# Kutipan Dokumen
####################

Petisi 2 Mei 2016

Temuan dan identifikasi kuburan massal, khususnya dalam “Peristiwa 1965” adalah bagian dari penyelidikan (pro-justicia) Komisi Nasional Hak Asasi Manusia, dan penting bagi upaya pengungkapan kebenaran dalam rangka memenuhi hak korban untuk tahu, untuk mendapat keadilan, untuk mendapatkan reparasi, termasuk rehabilitasi, serta jaminan negara bahwa kejahatan serupa tidak akan terulang lagi di masa depan.

Berdasarkan UU 39/1999 tentang Hak Asasi Manusia dan UU 26/2000 tentang Pengadilan Hak Asasi Manusia, Komnas HAM bertugas dan berwenang untuk memberikan perlindungan sepenuhnya terhadap berbagai temuan seperti kuburan massal, sebagai alat bukti dalam proses hukum. Selain itu temuan adanya kuburan masal ini juga penting bagi upaya untuk pengungkapan kebenaran.

Oleh karena itu kami mengusulkan:

  1. Komnas HAM segera mengambilalih proses identifikasi, verifikasi dan pengungkapan kuburan massal. Karena Komnas HaM memiliki mandat dan kewenangan untuk melakukan penyelidikan (inquiry) terhadap pelanggaran berat HAM “Peristiwa 1965”.

####################

# Tugas yang Diberikan A
Sebutkan semua proses terkait kuburan massal yang menurut usulan dalam petisi harus segera diambil alih oleh Komnas HAM.
# Tugas yang Diberikan B
Ubah bagian petisi dari "Berdasarkan UU 39/1999" sampai "untuk pengungkapan kebenaran.", dengan "alat bukti" diganti menjadi "barang bukti".
# Tugas yang Diberikan C
Menurut petisi, undang-undang apa saja yang menjadi dasar tugas dan wewenang Komnas HAM untuk melindungi temuan kuburan massal?

# Cuplikan Sumber
####################

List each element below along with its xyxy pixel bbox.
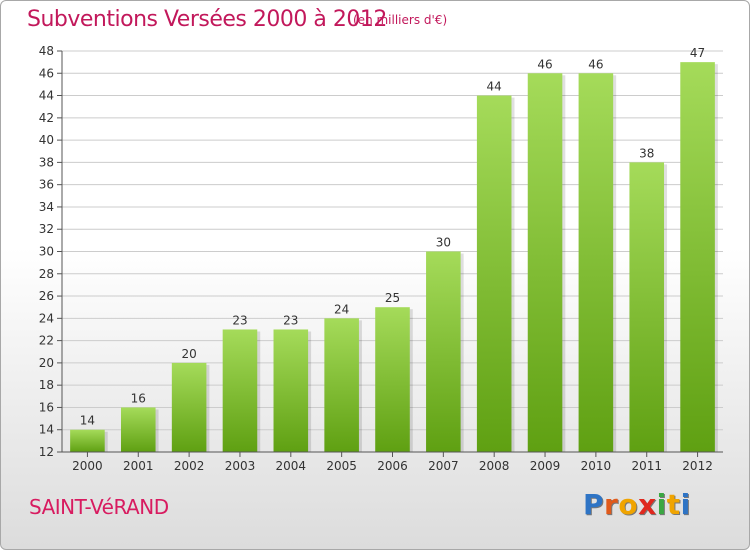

####################

# Jawaban Lengkap A
Identifikasi, verifikasi, dan pengungkapan kuburan massal.

# Jawaban Lengkap B
Berdasarkan UU 39/1999 tentang Hak Asasi Manusia dan UU 26/2000 tentang Pengadilan Hak Asasi Manusia, Komnas HAM bertugas dan berwenang untuk memberikan perlindungan sepenuhnya terhadap berbagai temuan seperti kuburan massal, sebagai barang bukti dalam proses hukum. Selain itu temuan adanya kuburan masal ini juga penting bagi upaya untuk pengungkapan kebenaran.

# Jawaban Lengkap C
UU 39/1999 tentang Hak Asasi Manusia dan UU 26/2000 tentang Pengadilan Hak Asasi Manusia.